YOUR OBJECTIVE => Each line should be copied exactly.

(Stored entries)

============================================================

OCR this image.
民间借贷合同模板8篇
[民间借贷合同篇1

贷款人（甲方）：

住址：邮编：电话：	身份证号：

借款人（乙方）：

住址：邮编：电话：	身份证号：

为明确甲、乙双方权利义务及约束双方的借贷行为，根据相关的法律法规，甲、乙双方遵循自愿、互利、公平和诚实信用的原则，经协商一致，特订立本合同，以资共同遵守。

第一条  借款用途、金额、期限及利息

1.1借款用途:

============================================================

WRITTEN REPLY =>
OCR this image.
民间借贷合同模板8篇
[民间借贷合同篇1

贷款人（甲方）：

住址：邮编：电话：	身份证号：

借款人（乙方）：

住址：邮编：电话：	身份证号：

为明确甲、乙双方权利义务及约束双方的借贷行为，根据相关的法律法规，甲、乙双方遵循自愿、互利、公平和诚实信用的原则，经协商一致，特订立本合同，以资共同遵守。

第一条  借款用途、金额、期限及利息

1.1借款用途:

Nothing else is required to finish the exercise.